Extracted data entries:
-------------------------

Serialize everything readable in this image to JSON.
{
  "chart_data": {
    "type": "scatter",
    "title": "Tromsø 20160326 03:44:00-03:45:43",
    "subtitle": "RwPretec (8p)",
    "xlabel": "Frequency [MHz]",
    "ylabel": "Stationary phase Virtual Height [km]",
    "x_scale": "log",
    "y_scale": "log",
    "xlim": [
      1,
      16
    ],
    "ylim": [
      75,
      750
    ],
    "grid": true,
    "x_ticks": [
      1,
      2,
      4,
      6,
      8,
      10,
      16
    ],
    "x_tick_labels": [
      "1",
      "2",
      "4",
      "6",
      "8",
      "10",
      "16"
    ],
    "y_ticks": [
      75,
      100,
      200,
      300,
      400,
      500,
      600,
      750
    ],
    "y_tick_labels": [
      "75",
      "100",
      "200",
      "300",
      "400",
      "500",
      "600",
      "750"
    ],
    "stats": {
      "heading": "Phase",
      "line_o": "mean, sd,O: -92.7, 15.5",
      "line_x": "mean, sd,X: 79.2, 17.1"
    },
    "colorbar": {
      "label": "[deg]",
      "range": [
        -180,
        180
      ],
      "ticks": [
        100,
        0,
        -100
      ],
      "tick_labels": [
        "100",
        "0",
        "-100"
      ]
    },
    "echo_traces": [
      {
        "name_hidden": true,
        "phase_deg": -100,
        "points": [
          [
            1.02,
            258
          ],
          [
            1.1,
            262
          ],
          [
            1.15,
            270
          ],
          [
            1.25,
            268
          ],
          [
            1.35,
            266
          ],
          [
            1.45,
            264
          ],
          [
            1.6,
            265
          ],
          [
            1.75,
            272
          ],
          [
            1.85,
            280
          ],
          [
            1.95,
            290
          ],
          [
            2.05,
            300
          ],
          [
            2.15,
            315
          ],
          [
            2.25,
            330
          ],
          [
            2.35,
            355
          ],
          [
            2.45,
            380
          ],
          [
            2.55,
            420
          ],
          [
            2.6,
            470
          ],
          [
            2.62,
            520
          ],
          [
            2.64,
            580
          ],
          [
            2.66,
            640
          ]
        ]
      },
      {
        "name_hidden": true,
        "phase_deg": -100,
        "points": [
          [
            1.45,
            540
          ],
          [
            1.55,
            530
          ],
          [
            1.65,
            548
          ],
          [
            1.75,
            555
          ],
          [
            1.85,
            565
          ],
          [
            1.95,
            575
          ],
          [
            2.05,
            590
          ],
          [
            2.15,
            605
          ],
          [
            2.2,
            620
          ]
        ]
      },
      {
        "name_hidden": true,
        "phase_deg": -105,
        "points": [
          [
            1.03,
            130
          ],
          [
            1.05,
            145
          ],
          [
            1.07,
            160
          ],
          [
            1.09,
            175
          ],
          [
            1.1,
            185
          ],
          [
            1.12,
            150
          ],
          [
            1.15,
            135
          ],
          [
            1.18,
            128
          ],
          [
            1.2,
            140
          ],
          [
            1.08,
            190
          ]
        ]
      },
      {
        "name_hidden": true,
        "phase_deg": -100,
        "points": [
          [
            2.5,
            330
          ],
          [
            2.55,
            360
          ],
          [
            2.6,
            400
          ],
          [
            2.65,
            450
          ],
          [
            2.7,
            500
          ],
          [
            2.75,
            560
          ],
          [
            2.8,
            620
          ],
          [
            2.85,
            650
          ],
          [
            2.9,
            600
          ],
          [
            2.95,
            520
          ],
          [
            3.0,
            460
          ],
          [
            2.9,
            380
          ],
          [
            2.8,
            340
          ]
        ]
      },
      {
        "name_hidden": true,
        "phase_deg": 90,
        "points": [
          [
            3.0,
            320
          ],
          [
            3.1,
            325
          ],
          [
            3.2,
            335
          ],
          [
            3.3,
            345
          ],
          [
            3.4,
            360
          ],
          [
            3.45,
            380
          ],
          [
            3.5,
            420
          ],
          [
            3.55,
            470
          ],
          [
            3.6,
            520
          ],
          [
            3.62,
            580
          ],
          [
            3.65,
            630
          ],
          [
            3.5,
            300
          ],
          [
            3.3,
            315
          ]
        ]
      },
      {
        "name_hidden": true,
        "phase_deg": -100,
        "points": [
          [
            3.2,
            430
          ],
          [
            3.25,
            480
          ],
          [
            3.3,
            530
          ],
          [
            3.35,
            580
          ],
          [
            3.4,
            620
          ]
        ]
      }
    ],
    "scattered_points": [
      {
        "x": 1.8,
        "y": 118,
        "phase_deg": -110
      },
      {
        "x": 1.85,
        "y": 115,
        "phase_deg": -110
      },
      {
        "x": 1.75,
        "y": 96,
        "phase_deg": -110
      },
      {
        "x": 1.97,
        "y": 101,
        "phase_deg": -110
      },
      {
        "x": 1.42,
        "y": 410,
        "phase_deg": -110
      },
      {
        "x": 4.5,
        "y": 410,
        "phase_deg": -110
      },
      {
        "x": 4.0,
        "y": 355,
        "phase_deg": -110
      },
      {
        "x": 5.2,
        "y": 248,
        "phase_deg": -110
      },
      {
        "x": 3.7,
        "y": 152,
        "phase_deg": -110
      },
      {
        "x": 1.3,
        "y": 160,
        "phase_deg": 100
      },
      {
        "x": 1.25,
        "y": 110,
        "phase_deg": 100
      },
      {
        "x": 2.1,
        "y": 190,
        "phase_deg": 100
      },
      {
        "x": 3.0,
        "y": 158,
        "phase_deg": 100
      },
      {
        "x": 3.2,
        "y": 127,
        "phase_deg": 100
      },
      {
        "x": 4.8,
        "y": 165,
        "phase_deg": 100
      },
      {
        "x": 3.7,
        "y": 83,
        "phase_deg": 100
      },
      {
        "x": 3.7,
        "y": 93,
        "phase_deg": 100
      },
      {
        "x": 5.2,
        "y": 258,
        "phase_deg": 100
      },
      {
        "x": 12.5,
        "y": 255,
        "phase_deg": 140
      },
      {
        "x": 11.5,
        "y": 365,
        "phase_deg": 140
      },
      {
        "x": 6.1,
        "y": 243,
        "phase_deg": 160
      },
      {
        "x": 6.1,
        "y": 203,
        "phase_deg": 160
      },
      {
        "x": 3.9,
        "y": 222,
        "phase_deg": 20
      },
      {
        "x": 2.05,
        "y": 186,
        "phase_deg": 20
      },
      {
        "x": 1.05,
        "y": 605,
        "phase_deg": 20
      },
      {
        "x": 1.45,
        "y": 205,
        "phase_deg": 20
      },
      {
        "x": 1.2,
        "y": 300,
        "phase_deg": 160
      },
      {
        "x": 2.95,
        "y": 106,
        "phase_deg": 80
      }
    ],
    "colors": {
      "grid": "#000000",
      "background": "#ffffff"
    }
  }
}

-------------------------

Task: Would you copy out each line exactly as written?

Solution to the exercise:
Serialize everything readable in this image to JSON.
{
  "chart_data": {
    "type": "scatter",
    "title": "Tromsø 20160326 03:44:00-03:45:43",
    "subtitle": "RwPretec (8p)",
    "xlabel": "Frequency [MHz]",
    "ylabel": "Stationary phase Virtual Height [km]",
    "x_scale": "log",
    "y_scale": "log",
    "xlim": [
      1,
      16
    ],
    "ylim": [
      75,
      750
    ],
    "grid": true,
    "x_ticks": [
      1,
      2,
      4,
      6,
      8,
      10,
      16
    ],
    "x_tick_labels": [
      "1",
      "2",
      "4",
      "6",
      "8",
      "10",
      "16"
    ],
    "y_ticks": [
      75,
      100,
      200,
      300,
      400,
      500,
      600,
      750
    ],
    "y_tick_labels": [
      "75",
      "100",
      "200",
      "300",
      "400",
      "500",
      "600",
      "750"
    ],
    "stats": {
      "heading": "Phase",
      "line_o": "mean, sd,O: -92.7, 15.5",
      "line_x": "mean, sd,X: 79.2, 17.1"
    },
    "colorbar": {
      "label": "[deg]",
      "range": [
        -180,
        180
      ],
      "ticks": [
        100,
        0,
        -100
      ],
      "tick_labels": [
        "100",
        "0",
        "-100"
      ]
    },
    "echo_traces": [
      {
        "name_hidden": true,
        "phase_deg": -100,
        "points": [
          [
            1.02,
            258
          ],
          [
            1.1,
            262
          ],
          [
            1.15,
            270
          ],
          [
            1.25,
            268
          ],
          [
            1.35,
            266
          ],
          [
            1.45,
            264
          ],
          [
            1.6,
            265
          ],
          [
            1.75,
            272
          ],
          [
            1.85,
            280
          ],
          [
            1.95,
            290
          ],
          [
            2.05,
            300
          ],
          [
            2.15,
            315
          ],
          [
            2.25,
            330
          ],
          [
            2.35,
            355
          ],
          [
            2.45,
            380
          ],
          [
            2.55,
            420
          ],
          [
            2.6,
            470
          ],
          [
            2.62,
            520
          ],
          [
            2.64,
            580
          ],
          [
            2.66,
            640
          ]
        ]
      },
      {
        "name_hidden": true,
        "phase_deg": -100,
        "points": [
          [
            1.45,
            540
          ],
          [
            1.55,
            530
          ],
          [
            1.65,
            548
          ],
          [
            1.75,
            555
          ],
          [
            1.85,
            565
          ],
          [
            1.95,
            575
          ],
          [
            2.05,
            590
          ],
          [
            2.15,
            605
          ],
          [
            2.2,
            620
          ]
        ]
      },
      {
        "name_hidden": true,
        "phase_deg": -105,
        "points": [
          [
            1.03,
            130
          ],
          [
            1.05,
            145
          ],
          [
            1.07,
            160
          ],
          [
            1.09,
            175
          ],
          [
            1.1,
            185
          ],
          [
            1.12,
            150
          ],
          [
            1.15,
            135
          ],
          [
            1.18,
            128
          ],
          [
            1.2,
            140
          ],
          [
            1.08,
            190
          ]
        ]
      },
      {
        "name_hidden": true,
        "phase_deg": -100,
        "points": [
          [
            2.5,
            330
          ],
          [
            2.55,
            360
          ],
          [
            2.6,
            400
          ],
          [
            2.65,
            450
          ],
          [
            2.7,
            500
          ],
          [
            2.75,
            560
          ],
          [
            2.8,
            620
          ],
          [
            2.85,
            650
          ],
          [
            2.9,
            600
          ],
          [
            2.95,
            520
          ],
          [
            3.0,
            460
          ],
          [
            2.9,
            380
          ],
          [
            2.8,
            340
          ]
        ]
      },
      {
        "name_hidden": true,
        "phase_deg": 90,
        "points": [
          [
            3.0,
            320
          ],
          [
            3.1,
            325
          ],
          [
            3.2,
            335
          ],
          [
            3.3,
            345
          ],
          [
            3.4,
            360
          ],
          [
            3.45,
            380
          ],
          [
            3.5,
            420
          ],
          [
            3.55,
            470
          ],
          [
            3.6,
            520
          ],
          [
            3.62,
            580
          ],
          [
            3.65,
            630
          ],
          [
            3.5,
            300
          ],
          [
            3.3,
            315
          ]
        ]
      },
      {
        "name_hidden": true,
        "phase_deg": -100,
        "points": [
          [
            3.2,
            430
          ],
          [
            3.25,
            480
          ],
          [
            3.3,
            530
          ],
          [
            3.35,
            580
          ],
          [
            3.4,
            620
          ]
        ]
      }
    ],
    "scattered_points": [
      {
        "x": 1.8,
        "y": 118,
        "phase_deg": -110
      },
      {
        "x": 1.85,
        "y": 115,
        "phase_deg": -110
      },
      {
        "x": 1.75,
        "y": 96,
        "phase_deg": -110
      },
      {
        "x": 1.97,
        "y": 101,
        "phase_deg": -110
      },
      {
        "x": 1.42,
        "y": 410,
        "phase_deg": -110
      },
      {
        "x": 4.5,
        "y": 410,
        "phase_deg": -110
      },
      {
        "x": 4.0,
        "y": 355,
        "phase_deg": -110
      },
      {
        "x": 5.2,
        "y": 248,
        "phase_deg": -110
      },
      {
        "x": 3.7,
        "y": 152,
        "phase_deg": -110
      },
      {
        "x": 1.3,
        "y": 160,
        "phase_deg": 100
      },
      {
        "x": 1.25,
        "y": 110,
        "phase_deg": 100
      },
      {
        "x": 2.1,
        "y": 190,
        "phase_deg": 100
      },
      {
        "x": 3.0,
        "y": 158,
        "phase_deg": 100
      },
      {
        "x": 3.2,
        "y": 127,
        "phase_deg": 100
      },
      {
        "x": 4.8,
        "y": 165,
        "phase_deg": 100
      },
      {
        "x": 3.7,
        "y": 83,
        "phase_deg": 100
      },
      {
        "x": 3.7,
        "y": 93,
        "phase_deg": 100
      },
      {
        "x": 5.2,
        "y": 258,
        "phase_deg": 100
      },
      {
        "x": 12.5,
        "y": 255,
        "phase_deg": 140
      },
      {
        "x": 11.5,
        "y": 365,
        "phase_deg": 140
      },
      {
        "x": 6.1,
        "y": 243,
        "phase_deg": 160
      },
      {
        "x": 6.1,
        "y": 203,
        "phase_deg": 160
      },
      {
        "x": 3.9,
        "y": 222,
        "phase_deg": 20
      },
      {
        "x": 2.05,
        "y": 186,
        "phase_deg": 20
      },
      {
        "x": 1.05,
        "y": 605,
        "phase_deg": 20
      },
      {
        "x": 1.45,
        "y": 205,
        "phase_deg": 20
      },
      {
        "x": 1.2,
        "y": 300,
        "phase_deg": 160
      },
      {
        "x": 2.95,
        "y": 106,
        "phase_deg": 80
      }
    ],
    "colors": {
      "grid": "#000000",
      "background": "#ffffff"
    }
  }
}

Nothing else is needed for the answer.